━━ Data for processing
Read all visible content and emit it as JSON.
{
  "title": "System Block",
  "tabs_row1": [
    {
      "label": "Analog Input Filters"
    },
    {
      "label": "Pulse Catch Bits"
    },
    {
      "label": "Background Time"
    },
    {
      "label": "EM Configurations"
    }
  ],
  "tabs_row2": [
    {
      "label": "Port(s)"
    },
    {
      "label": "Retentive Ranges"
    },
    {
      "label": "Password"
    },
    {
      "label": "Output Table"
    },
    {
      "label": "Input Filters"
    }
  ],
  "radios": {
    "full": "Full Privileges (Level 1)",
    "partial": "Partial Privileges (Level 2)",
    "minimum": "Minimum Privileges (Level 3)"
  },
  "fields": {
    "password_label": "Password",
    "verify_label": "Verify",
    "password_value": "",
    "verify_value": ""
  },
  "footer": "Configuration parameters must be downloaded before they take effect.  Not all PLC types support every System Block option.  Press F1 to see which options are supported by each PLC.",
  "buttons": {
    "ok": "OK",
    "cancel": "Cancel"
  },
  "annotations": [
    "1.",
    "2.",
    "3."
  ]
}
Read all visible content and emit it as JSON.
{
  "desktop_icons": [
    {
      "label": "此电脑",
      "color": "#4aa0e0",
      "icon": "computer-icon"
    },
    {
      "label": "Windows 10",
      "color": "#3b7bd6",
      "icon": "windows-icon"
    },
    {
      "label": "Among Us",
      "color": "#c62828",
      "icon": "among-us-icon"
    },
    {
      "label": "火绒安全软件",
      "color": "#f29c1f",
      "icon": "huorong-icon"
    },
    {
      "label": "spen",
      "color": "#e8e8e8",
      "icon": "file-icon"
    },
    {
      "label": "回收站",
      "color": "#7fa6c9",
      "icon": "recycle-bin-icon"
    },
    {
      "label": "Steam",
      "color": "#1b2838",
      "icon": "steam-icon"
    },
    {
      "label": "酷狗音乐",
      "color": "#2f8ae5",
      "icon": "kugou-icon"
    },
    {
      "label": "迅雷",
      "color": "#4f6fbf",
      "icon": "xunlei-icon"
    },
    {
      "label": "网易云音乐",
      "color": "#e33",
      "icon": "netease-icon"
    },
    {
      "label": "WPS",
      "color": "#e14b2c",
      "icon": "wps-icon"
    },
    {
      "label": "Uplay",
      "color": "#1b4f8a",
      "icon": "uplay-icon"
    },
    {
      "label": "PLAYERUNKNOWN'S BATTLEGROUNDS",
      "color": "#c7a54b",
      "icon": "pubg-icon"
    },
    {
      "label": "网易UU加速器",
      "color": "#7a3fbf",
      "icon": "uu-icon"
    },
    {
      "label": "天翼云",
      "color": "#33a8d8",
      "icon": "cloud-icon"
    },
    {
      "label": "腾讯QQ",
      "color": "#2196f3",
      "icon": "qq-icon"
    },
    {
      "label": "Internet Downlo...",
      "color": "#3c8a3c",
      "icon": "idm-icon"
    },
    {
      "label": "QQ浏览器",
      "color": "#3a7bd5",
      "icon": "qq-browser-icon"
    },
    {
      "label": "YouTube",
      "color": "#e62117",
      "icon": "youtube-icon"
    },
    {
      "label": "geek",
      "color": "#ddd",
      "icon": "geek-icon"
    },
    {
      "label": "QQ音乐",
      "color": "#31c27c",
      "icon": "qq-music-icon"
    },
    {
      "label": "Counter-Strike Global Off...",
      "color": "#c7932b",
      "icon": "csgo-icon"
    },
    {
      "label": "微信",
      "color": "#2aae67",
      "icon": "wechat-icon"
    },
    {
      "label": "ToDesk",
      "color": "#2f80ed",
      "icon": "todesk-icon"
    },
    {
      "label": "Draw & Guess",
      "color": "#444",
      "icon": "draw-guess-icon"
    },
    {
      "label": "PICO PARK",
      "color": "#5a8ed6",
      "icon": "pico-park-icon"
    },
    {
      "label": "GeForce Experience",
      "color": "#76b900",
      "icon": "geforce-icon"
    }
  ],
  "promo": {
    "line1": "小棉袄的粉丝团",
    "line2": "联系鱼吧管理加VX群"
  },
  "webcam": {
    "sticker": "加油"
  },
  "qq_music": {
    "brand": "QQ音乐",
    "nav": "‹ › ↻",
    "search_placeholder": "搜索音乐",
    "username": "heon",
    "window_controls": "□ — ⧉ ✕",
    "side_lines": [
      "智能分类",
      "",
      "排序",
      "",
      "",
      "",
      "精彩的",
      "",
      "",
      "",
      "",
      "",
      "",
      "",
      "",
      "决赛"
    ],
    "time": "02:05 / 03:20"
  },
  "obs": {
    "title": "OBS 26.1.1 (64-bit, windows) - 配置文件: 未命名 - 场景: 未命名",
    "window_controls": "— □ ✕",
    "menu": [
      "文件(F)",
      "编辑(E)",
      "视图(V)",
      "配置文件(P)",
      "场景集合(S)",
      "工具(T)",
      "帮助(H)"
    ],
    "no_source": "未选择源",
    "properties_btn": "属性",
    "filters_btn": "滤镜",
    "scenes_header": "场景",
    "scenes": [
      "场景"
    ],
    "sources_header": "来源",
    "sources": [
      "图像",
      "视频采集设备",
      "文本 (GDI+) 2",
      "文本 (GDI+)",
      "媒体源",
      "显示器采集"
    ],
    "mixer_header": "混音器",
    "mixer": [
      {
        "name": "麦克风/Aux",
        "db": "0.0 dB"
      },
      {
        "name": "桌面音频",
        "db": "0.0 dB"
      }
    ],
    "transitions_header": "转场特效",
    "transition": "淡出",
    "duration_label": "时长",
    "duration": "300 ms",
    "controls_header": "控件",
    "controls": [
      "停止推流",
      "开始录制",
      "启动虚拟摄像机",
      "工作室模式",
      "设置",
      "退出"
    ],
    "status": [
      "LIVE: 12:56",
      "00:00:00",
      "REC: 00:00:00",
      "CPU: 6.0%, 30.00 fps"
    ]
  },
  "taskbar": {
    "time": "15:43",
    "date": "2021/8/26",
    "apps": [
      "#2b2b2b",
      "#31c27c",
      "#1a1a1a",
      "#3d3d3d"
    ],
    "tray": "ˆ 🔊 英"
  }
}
━━━━
### Problem
Copy out each line above, character for character.

### Answer to this problem
Read all visible content and emit it as JSON.
{
  "title": "System Block",
  "tabs_row1": [
    {
      "label": "Analog Input Filters"
    },
    {
      "label": "Pulse Catch Bits"
    },
    {
      "label": "Background Time"
    },
    {
      "label": "EM Configurations"
    }
  ],
  "tabs_row2": [
    {
      "label": "Port(s)"
    },
    {
      "label": "Retentive Ranges"
    },
    {
      "label": "Password"
    },
    {
      "label": "Output Table"
    },
    {
      "label": "Input Filters"
    }
  ],
  "radios": {
    "full": "Full Privileges (Level 1)",
    "partial": "Partial Privileges (Level 2)",
    "minimum": "Minimum Privileges (Level 3)"
  },
  "fields": {
    "password_label": "Password",
    "verify_label": "Verify",
    "password_value": "",
    "verify_value": ""
  },
  "footer": "Configuration parameters must be downloaded before they take effect.  Not all PLC types support every System Block option.  Press F1 to see which options are supported by each PLC.",
  "buttons": {
    "ok": "OK",
    "cancel": "Cancel"
  },
  "annotations": [
    "1.",
    "2.",
    "3."
  ]
}
Read all visible content and emit it as JSON.
{
  "desktop_icons": [
    {
      "label": "此电脑",
      "color": "#4aa0e0",
      "icon": "computer-icon"
    },
    {
      "label": "Windows 10",
      "color": "#3b7bd6",
      "icon": "windows-icon"
    },
    {
      "label": "Among Us",
      "color": "#c62828",
      "icon": "among-us-icon"
    },
    {
      "label": "火绒安全软件",
      "color": "#f29c1f",
      "icon": "huorong-icon"
    },
    {
      "label": "spen",
      "color": "#e8e8e8",
      "icon": "file-icon"
    },
    {
      "label": "回收站",
      "color": "#7fa6c9",
      "icon": "recycle-bin-icon"
    },
    {
      "label": "Steam",
      "color": "#1b2838",
      "icon": "steam-icon"
    },
    {
      "label": "酷狗音乐",
      "color": "#2f8ae5",
      "icon": "kugou-icon"
    },
    {
      "label": "迅雷",
      "color": "#4f6fbf",
      "icon": "xunlei-icon"
    },
    {
      "label": "网易云音乐",
      "color": "#e33",
      "icon": "netease-icon"
    },
    {
      "label": "WPS",
      "color": "#e14b2c",
      "icon": "wps-icon"
    },
    {
      "label": "Uplay",
      "color": "#1b4f8a",
      "icon": "uplay-icon"
    },
    {
      "label": "PLAYERUNKNOWN'S BATTLEGROUNDS",
      "color": "#c7a54b",
      "icon": "pubg-icon"
    },
    {
      "label": "网易UU加速器",
      "color": "#7a3fbf",
      "icon": "uu-icon"
    },
    {
      "label": "天翼云",
      "color": "#33a8d8",
      "icon": "cloud-icon"
    },
    {
      "label": "腾讯QQ",
      "color": "#2196f3",
      "icon": "qq-icon"
    },
    {
      "label": "Internet Downlo...",
      "color": "#3c8a3c",
      "icon": "idm-icon"
    },
    {
      "label": "QQ浏览器",
      "color": "#3a7bd5",
      "icon": "qq-browser-icon"
    },
    {
      "label": "YouTube",
      "color": "#e62117",
      "icon": "youtube-icon"
    },
    {
      "label": "geek",
      "color": "#ddd",
      "icon": "geek-icon"
    },
    {
      "label": "QQ音乐",
      "color": "#31c27c",
      "icon": "qq-music-icon"
    },
    {
      "label": "Counter-Strike Global Off...",
      "color": "#c7932b",
      "icon": "csgo-icon"
    },
    {
      "label": "微信",
      "color": "#2aae67",
      "icon": "wechat-icon"
    },
    {
      "label": "ToDesk",
      "color": "#2f80ed",
      "icon": "todesk-icon"
    },
    {
      "label": "Draw & Guess",
      "color": "#444",
      "icon": "draw-guess-icon"
    },
    {
      "label": "PICO PARK",
      "color": "#5a8ed6",
      "icon": "pico-park-icon"
    },
    {
      "label": "GeForce Experience",
      "color": "#76b900",
      "icon": "geforce-icon"
    }
  ],
  "promo": {
    "line1": "小棉袄的粉丝团",
    "line2": "联系鱼吧管理加VX群"
  },
  "webcam": {
    "sticker": "加油"
  },
  "qq_music": {
    "brand": "QQ音乐",
    "nav": "‹ › ↻",
    "search_placeholder": "搜索音乐",
    "username": "heon",
    "window_controls": "□ — ⧉ ✕",
    "side_lines": [
      "智能分类",
      "",
      "排序",
      "",
      "",
      "",
      "精彩的",
      "",
      "",
      "",
      "",
      "",
      "",
      "",
      "",
      "决赛"
    ],
    "time": "02:05 / 03:20"
  },
  "obs": {
    "title": "OBS 26.1.1 (64-bit, windows) - 配置文件: 未命名 - 场景: 未命名",
    "window_controls": "— □ ✕",
    "menu": [
      "文件(F)",
      "编辑(E)",
      "视图(V)",
      "配置文件(P)",
      "场景集合(S)",
      "工具(T)",
      "帮助(H)"
    ],
    "no_source": "未选择源",
    "properties_btn": "属性",
    "filters_btn": "滤镜",
    "scenes_header": "场景",
    "scenes": [
      "场景"
    ],
    "sources_header": "来源",
    "sources": [
      "图像",
      "视频采集设备",
      "文本 (GDI+) 2",
      "文本 (GDI+)",
      "媒体源",
      "显示器采集"
    ],
    "mixer_header": "混音器",
    "mixer": [
      {
        "name": "麦克风/Aux",
        "db": "0.0 dB"
      },
      {
        "name": "桌面音频",
        "db": "0.0 dB"
      }
    ],
    "transitions_header": "转场特效",
    "transition": "淡出",
    "duration_label": "时长",
    "duration": "300 ms",
    "controls_header": "控件",
    "controls": [
      "停止推流",
      "开始录制",
      "启动虚拟摄像机",
      "工作室模式",
      "设置",
      "退出"
    ],
    "status": [
      "LIVE: 12:56",
      "00:00:00",
      "REC: 00:00:00",
      "CPU: 6.0%, 30.00 fps"
    ]
  },
  "taskbar": {
    "time": "15:43",
    "date": "2021/8/26",
    "apps": [
      "#2b2b2b",
      "#31c27c",
      "#1a1a1a",
      "#3d3d3d"
    ],
    "tray": "ˆ 🔊 英"
  }
}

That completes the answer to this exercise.